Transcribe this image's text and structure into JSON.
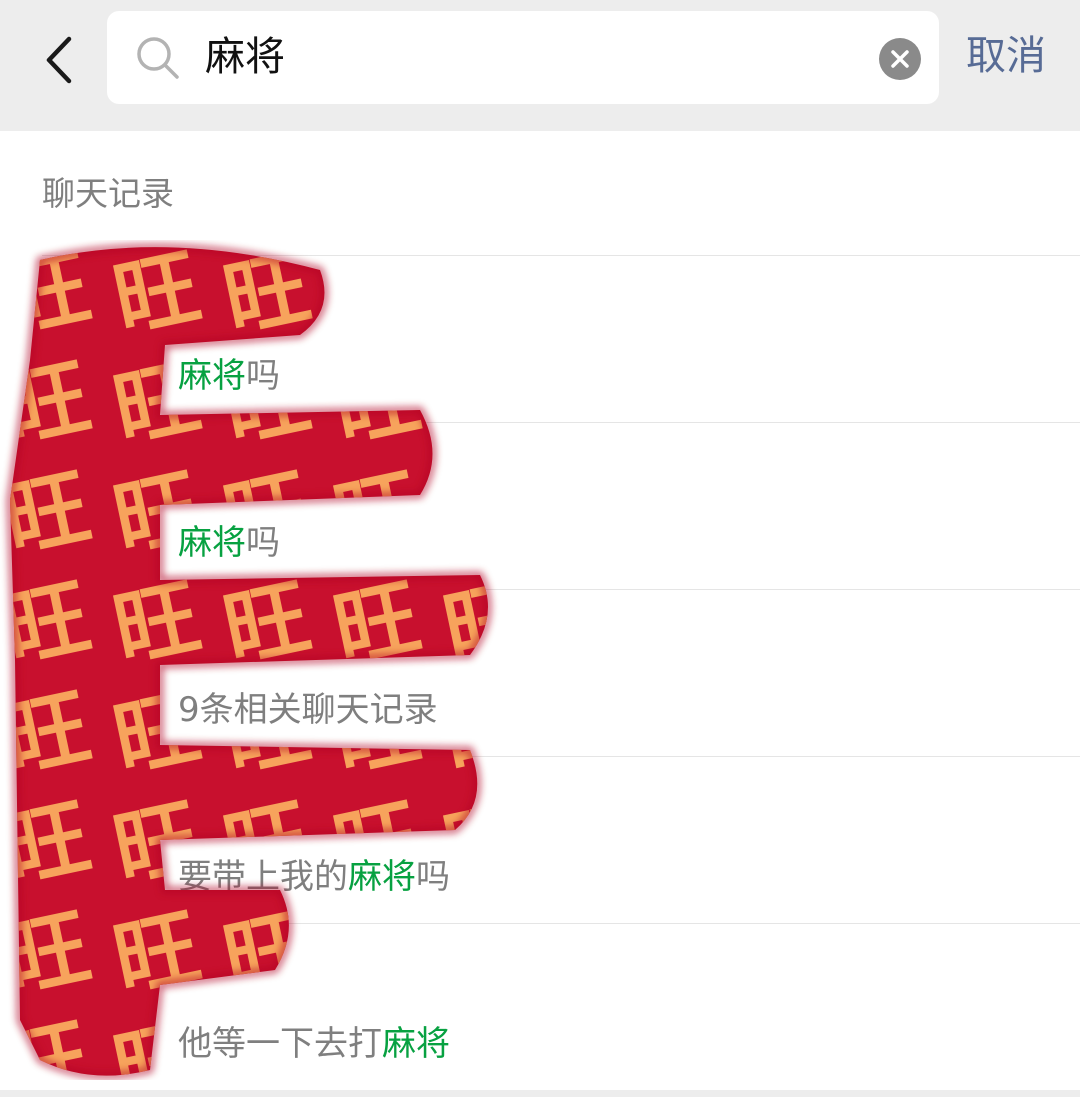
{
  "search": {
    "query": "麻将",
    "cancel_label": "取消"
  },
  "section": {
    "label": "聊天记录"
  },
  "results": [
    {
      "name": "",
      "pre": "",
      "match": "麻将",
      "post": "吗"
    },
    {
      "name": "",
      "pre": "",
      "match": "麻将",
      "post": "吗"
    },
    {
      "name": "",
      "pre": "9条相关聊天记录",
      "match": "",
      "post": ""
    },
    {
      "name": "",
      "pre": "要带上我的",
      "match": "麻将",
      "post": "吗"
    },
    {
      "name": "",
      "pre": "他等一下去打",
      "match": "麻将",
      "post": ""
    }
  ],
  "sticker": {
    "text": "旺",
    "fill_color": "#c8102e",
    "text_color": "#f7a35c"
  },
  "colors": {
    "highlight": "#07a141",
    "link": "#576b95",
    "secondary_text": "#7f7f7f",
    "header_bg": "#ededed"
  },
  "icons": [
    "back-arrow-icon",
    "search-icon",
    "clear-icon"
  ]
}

--

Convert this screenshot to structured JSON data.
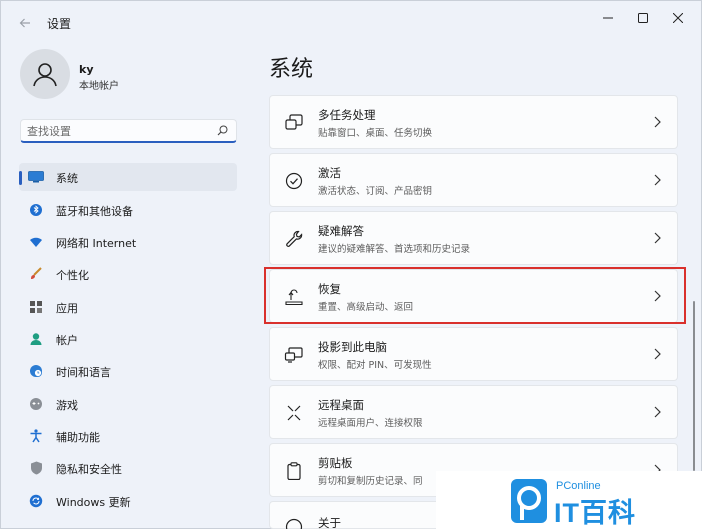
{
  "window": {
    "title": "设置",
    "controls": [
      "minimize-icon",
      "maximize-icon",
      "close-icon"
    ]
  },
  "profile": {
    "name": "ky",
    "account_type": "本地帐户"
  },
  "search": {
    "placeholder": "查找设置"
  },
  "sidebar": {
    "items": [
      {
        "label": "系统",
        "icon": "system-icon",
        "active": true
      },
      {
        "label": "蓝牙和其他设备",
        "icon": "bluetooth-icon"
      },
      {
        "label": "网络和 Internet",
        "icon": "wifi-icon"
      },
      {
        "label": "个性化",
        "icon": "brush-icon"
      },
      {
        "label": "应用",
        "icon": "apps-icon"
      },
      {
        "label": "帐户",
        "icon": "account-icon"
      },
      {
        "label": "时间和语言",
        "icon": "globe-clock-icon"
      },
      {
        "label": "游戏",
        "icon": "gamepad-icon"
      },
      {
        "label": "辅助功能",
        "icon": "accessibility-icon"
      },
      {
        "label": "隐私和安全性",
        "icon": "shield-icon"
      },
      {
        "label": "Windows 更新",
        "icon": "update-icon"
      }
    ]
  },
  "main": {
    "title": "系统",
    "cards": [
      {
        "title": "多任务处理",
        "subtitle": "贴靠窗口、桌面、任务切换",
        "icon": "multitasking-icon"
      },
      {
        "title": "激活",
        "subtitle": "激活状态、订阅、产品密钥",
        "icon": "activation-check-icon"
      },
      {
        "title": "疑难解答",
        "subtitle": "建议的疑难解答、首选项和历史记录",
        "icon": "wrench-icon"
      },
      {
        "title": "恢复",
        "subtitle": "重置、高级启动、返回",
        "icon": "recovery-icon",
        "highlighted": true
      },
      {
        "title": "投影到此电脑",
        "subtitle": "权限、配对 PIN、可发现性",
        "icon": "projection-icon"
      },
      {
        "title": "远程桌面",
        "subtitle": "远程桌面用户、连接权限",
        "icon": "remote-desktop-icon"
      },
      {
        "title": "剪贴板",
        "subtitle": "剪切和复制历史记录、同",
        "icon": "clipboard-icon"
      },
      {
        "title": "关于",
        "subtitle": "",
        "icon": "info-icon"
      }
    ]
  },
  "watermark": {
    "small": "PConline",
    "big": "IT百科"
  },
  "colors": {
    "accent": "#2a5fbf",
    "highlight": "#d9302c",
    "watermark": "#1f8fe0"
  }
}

* * *

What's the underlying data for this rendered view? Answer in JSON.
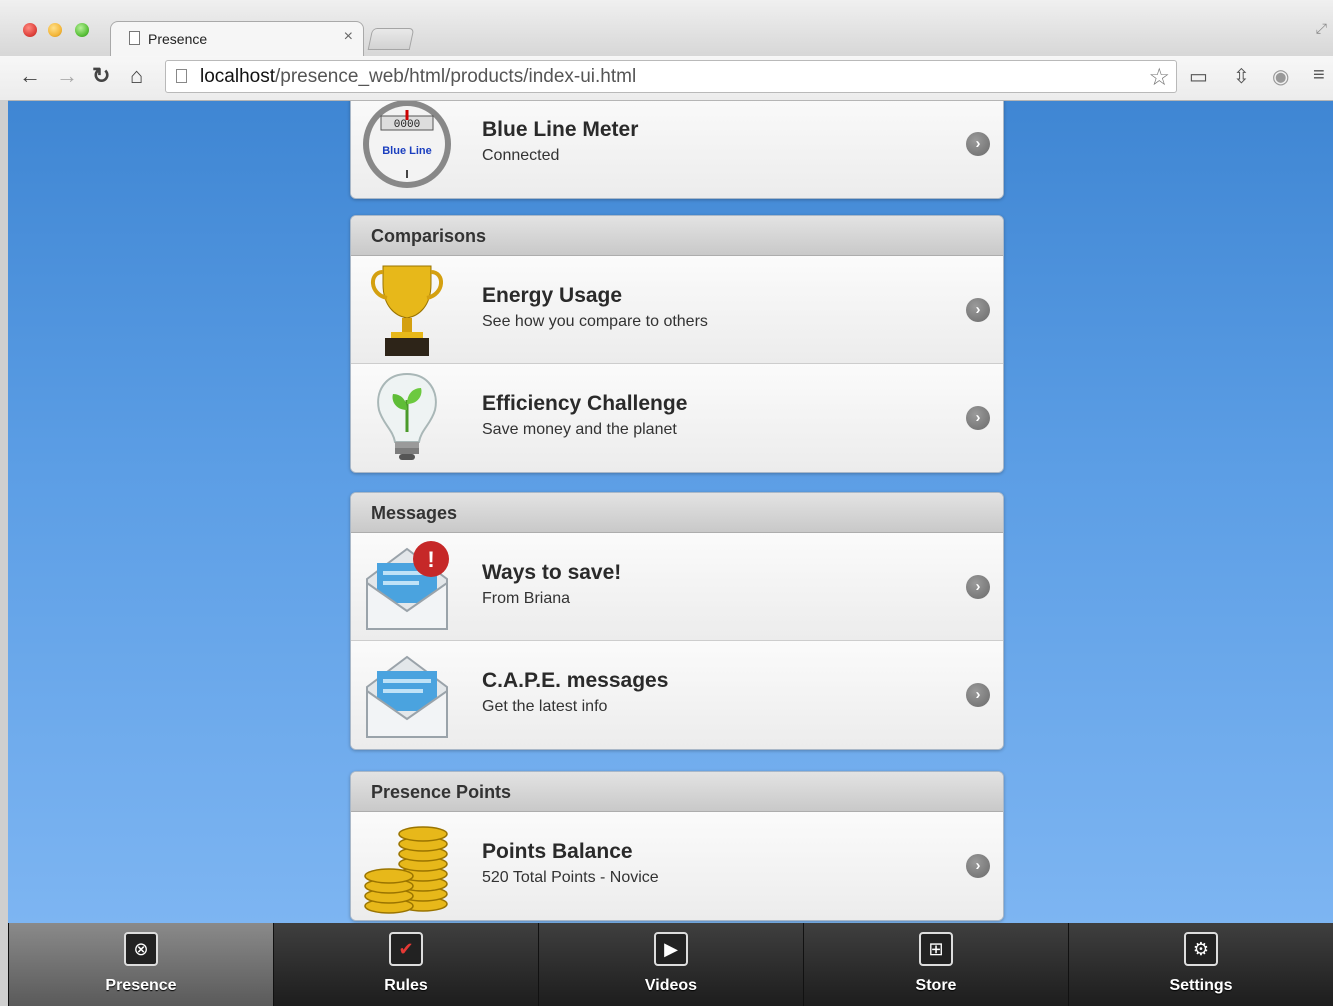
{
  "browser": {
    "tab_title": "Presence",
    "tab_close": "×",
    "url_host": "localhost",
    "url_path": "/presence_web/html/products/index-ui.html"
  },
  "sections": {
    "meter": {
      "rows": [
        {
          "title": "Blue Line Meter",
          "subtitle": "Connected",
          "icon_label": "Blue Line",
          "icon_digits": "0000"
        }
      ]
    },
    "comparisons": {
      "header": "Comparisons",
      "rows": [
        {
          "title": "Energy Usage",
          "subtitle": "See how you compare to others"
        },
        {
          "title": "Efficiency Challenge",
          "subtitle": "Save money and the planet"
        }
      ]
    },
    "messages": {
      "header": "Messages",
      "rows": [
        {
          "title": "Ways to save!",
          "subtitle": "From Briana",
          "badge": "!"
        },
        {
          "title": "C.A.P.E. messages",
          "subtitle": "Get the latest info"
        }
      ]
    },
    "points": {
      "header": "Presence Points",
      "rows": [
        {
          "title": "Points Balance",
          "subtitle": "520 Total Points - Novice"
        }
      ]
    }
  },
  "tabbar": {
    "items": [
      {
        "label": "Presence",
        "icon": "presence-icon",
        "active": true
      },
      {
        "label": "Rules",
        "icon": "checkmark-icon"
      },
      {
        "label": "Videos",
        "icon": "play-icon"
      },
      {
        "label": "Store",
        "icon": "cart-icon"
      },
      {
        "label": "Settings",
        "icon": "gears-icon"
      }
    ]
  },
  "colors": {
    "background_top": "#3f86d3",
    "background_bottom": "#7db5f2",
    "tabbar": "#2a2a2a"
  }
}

> _Task to complete_:
Only lines that contain the word "data" are wanted; copy each of them.

> _Task answer_:
Convert this screenshot to structured JSON data.
What's the underlying data for this rendered view? Answer in JSON.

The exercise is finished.